— start of Data provided —

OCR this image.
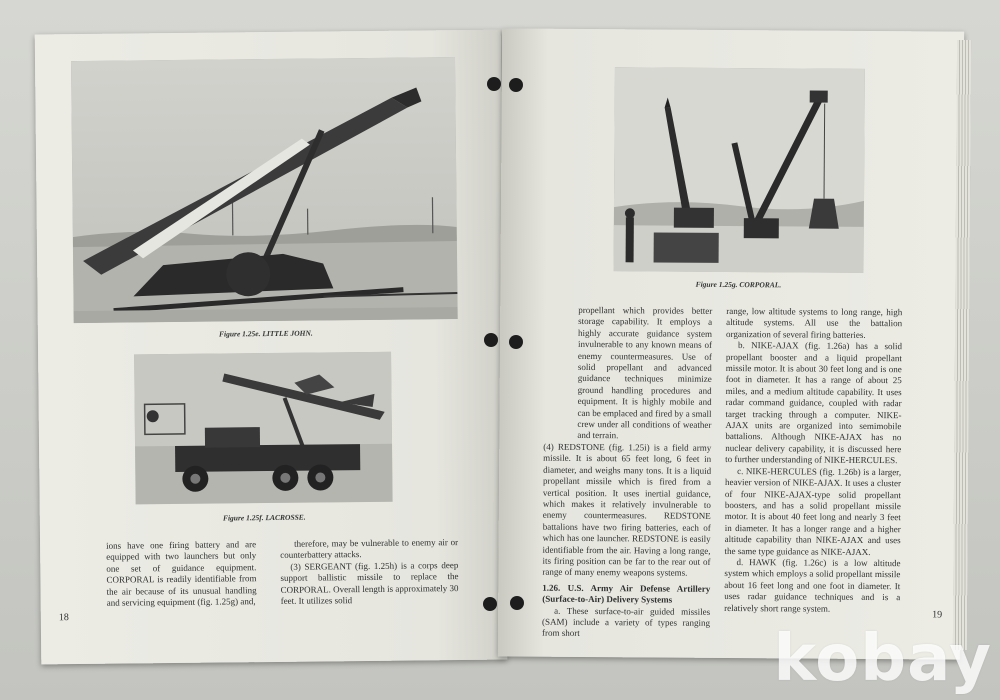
Figure 1.25e. LITTLE JOHN.
Figure 1.25f. LACROSSE.

ions have one firing battery and are equipped with two launchers but only one set of guidance equipment. CORPORAL is readily identifiable from the air because of its unusual handling and servicing equipment (fig. 1.25g) and,

therefore, may be vulnerable to enemy air or counterbattery attacks.

(3) SERGEANT (fig. 1.25h) is a corps deep support ballistic missile to replace the CORPORAL. Overall length is approximately 30 feet. It utilizes solid

18
Figure 1.25g. CORPORAL.

propellant which provides better storage capability. It employs a highly accurate guidance system invulnerable to any known means of enemy countermeasures. Use of solid propellant and advanced guidance techniques minimize ground handling procedures and equipment. It is highly mobile and can be emplaced and fired by a small crew under all conditions of weather and terrain.

(4) REDSTONE (fig. 1.25i) is a field army missile. It is about 65 feet long, 6 feet in diameter, and weighs many tons. It is a liquid propellant missile which is fired from a vertical position. It uses inertial guidance, which makes it relatively invulnerable to enemy countermeasures. REDSTONE battalions have two firing batteries, each of which has one launcher. REDSTONE is easily identifiable from the air. Having a long range, its firing position can be far to the rear out of range of many enemy weapons systems.

1.26. U.S. Army Air Defense Artillery (Surface-to-Air) Delivery Systems

a. These surface-to-air guided missiles (SAM) include a variety of types ranging from short

range, low altitude systems to long range, high altitude systems. All use the battalion organization of several firing batteries.

b. NIKE-AJAX (fig. 1.26a) has a solid propellant booster and a liquid propellant missile motor. It is about 30 feet long and is one foot in diameter. It has a range of about 25 miles, and a medium altitude capability. It uses radar command guidance, coupled with radar target tracking through a computer. NIKE-AJAX units are organized into semimobile battalions. Although NIKE-AJAX has no nuclear delivery capability, it is discussed here to further understanding of NIKE-HERCULES.

c. NIKE-HERCULES (fig. 1.26b) is a larger, heavier version of NIKE-AJAX. It uses a cluster of four NIKE-AJAX-type solid propellant boosters, and has a solid propellant missile motor. It is about 40 feet long and nearly 3 feet in diameter. It has a longer range and a higher altitude capability than NIKE-AJAX and uses the same type guidance as NIKE-AJAX.

d. HAWK (fig. 1.26c) is a low altitude system which employs a solid propellant missile about 16 feet long and one foot in diameter. It uses radar guidance techniques and is a relatively short range system.

19
kobay
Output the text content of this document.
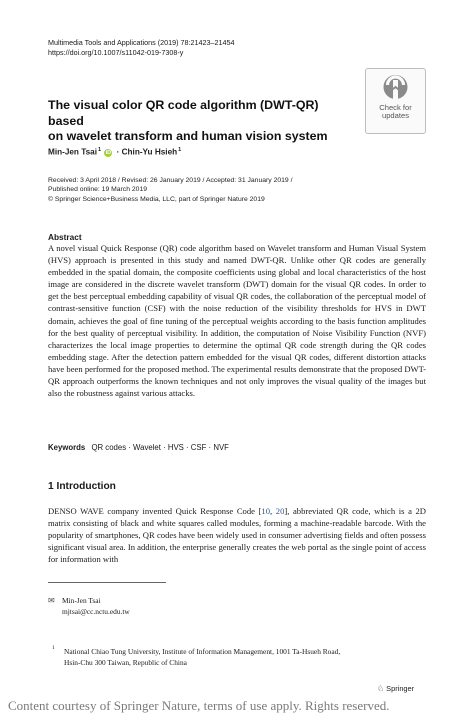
Multimedia Tools and Applications (2019) 78:21423–21454
https://doi.org/10.1007/s11042-019-7308-y
Check for
updates
The visual color QR code algorithm (DWT-QR) based
on wavelet transform and human vision system
Min-Jen Tsai$^1$ iD · Chin-Yu Hsieh$^1$
Received: 3 April 2018 / Revised: 26 January 2019 / Accepted: 31 January 2019 /
Published online: 19 March 2019
© Springer Science+Business Media, LLC, part of Springer Nature 2019
Abstract
A novel visual Quick Response (QR) code algorithm based on Wavelet transform and Human Visual System (HVS) approach is presented in this study and named DWT-QR. Unlike other QR codes are generally embedded in the spatial domain, the composite coefficients using global and local characteristics of the host image are considered in the discrete wavelet transform (DWT) domain for the visual QR codes. In order to get the best perceptual embedding capability of visual QR codes, the collaboration of the perceptual model of contrast-sensitive function (CSF) with the noise reduction of the visibility thresholds for HVS in DWT domain, achieves the goal of fine tuning of the perceptual weights according to the basis function amplitudes for the best quality of perceptual visibility. In addition, the computation of Noise Visibility Function (NVF) characterizes the local image properties to determine the optimal QR code strength during the QR codes embedding stage. After the detection pattern embedded for the visual QR codes, different distortion attacks have been performed for the proposed method. The experimental results demonstrate that the proposed DWT-QR approach outperforms the known techniques and not only improves the visual quality of the images but also the robustness against various attacks.
Keywords QR codes · Wavelet · HVS · CSF · NVF
1 Introduction
DENSO WAVE company invented Quick Response Code [10, 20], abbreviated QR code, which is a 2D matrix consisting of black and white squares called modules, forming a machine-readable barcode. With the popularity of smartphones, QR codes have been widely used in consumer advertising fields and often possess significant visual area. In addition, the enterprise generally creates the web portal as the single point of access for information with
✉ Min-Jen Tsai
mjtsai@cc.nctu.edu.tw
1 National Chiao Tung University, Institute of Information Management, 1001 Ta-Hsueh Road,
Hsin-Chu 300 Taiwan, Republic of China
♘ Springer
Content courtesy of Springer Nature, terms of use apply. Rights reserved.
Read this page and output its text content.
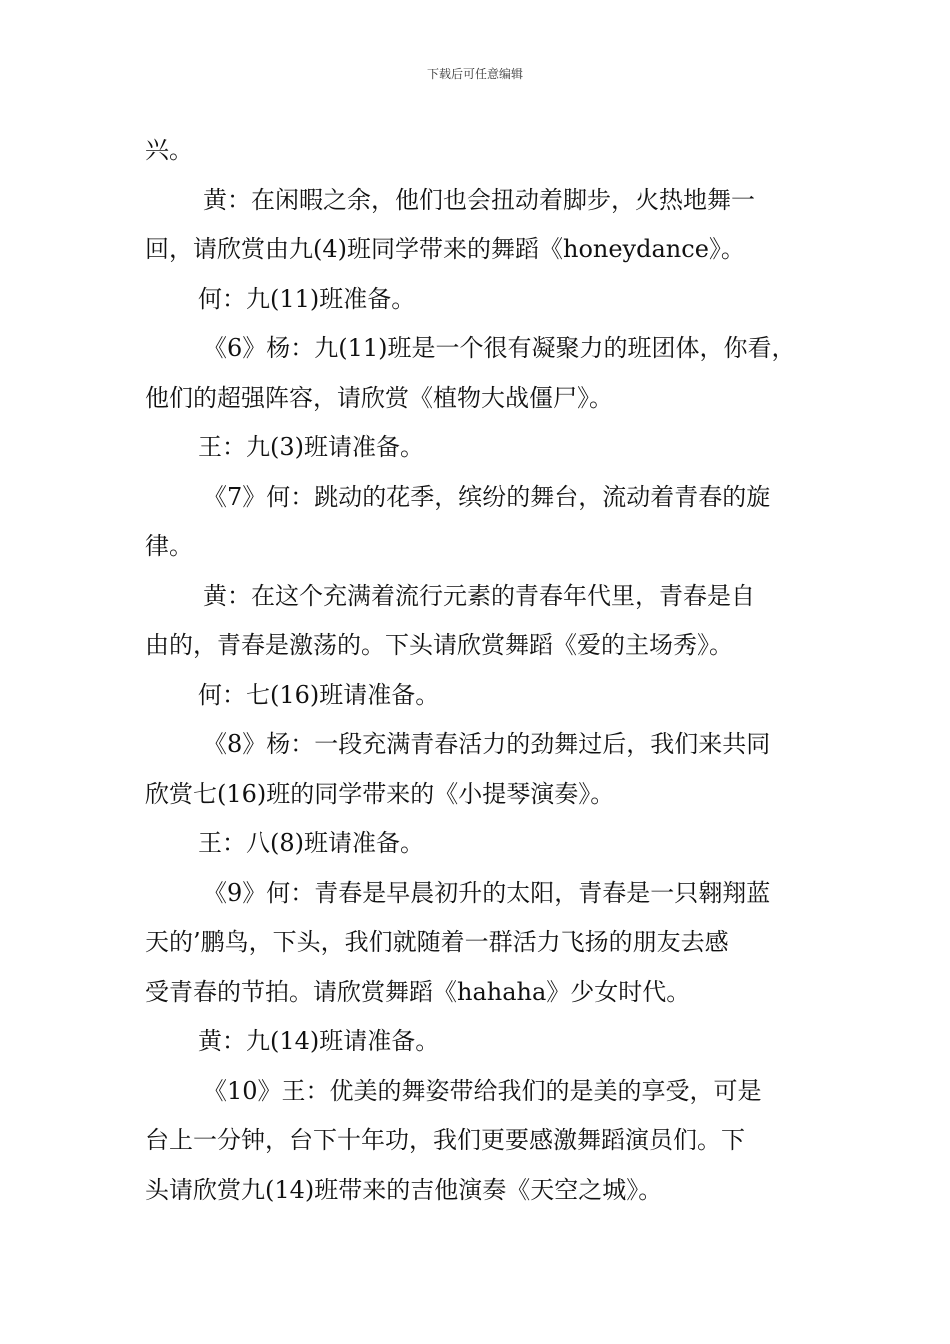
下载后可任意编辑

兴。

黄：在闲暇之余，他们也会扭动着脚步，火热地舞一

回，请欣赏由九(4)班同学带来的舞蹈《honeydance》。

何：九(11)班准备。

《6》杨：九(11)班是一个很有凝聚力的班团体，你看，

他们的超强阵容，请欣赏《植物大战僵尸》。

王：九(3)班请准备。

《7》何：跳动的花季，缤纷的舞台，流动着青春的旋

律。

黄：在这个充满着流行元素的青春年代里，青春是自

由的，青春是激荡的。下头请欣赏舞蹈《爱的主场秀》。

何：七(16)班请准备。

《8》杨：一段充满青春活力的劲舞过后，我们来共同

欣赏七(16)班的同学带来的《小提琴演奏》。

王：八(8)班请准备。

《9》何：青春是早晨初升的太阳，青春是一只翱翔蓝

天的’鹏鸟，下头，我们就随着一群活力飞扬的朋友去感

受青春的节拍。请欣赏舞蹈《hahaha》少女时代。

黄：九(14)班请准备。

《10》王：优美的舞姿带给我们的是美的享受，可是

台上一分钟，台下十年功，我们更要感激舞蹈演员们。下

头请欣赏九(14)班带来的吉他演奏《天空之城》。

— end of Data provided —

▶ Instructions to follow:
Go through the preceding material and copy each line that has the word "Springer".

▶ Answer to this problem:
© Springer Science+Business Media, LLC, part of Springer Nature 2019
♘ Springer
Content courtesy of Springer Nature, terms of use apply. Rights reserved.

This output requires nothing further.